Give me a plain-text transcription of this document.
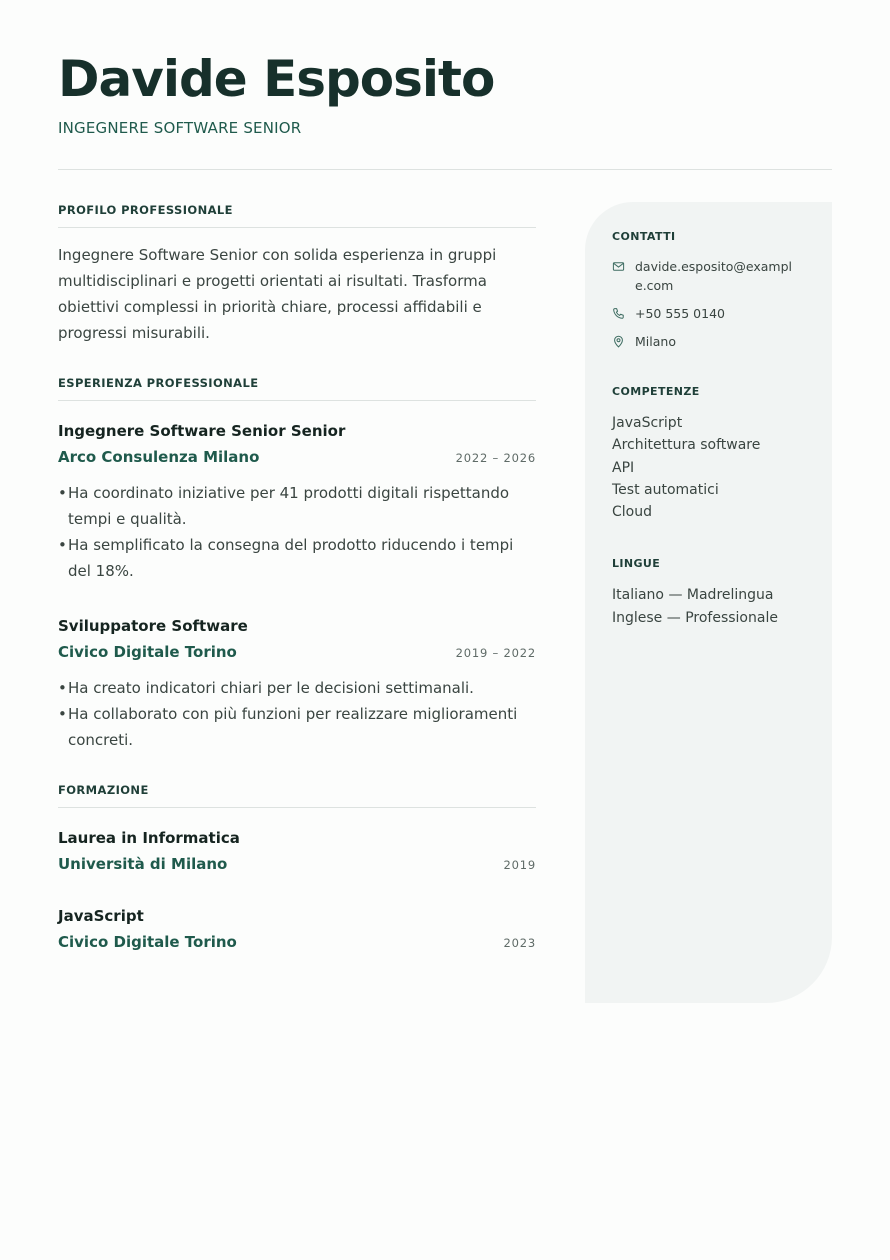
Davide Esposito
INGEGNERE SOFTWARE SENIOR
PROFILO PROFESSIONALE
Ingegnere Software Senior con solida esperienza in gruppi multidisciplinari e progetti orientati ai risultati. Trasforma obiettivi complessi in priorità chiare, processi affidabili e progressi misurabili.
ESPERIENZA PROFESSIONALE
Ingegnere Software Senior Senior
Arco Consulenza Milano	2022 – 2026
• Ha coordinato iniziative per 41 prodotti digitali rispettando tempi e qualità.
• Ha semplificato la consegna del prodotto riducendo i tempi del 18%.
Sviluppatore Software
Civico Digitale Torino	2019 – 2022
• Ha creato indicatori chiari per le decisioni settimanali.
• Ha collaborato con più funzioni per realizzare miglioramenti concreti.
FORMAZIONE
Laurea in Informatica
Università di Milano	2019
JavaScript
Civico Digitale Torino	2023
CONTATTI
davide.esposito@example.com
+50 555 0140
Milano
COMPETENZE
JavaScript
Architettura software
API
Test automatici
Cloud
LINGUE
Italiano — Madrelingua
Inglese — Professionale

· · ·

**WORK REQUIRED**:
Locate the word "Civico" in the records and collect each line it appears in.

**EXERCISE SOLUTION**:
Civico Digitale Torino	2019 – 2022
Civico Digitale Torino	2023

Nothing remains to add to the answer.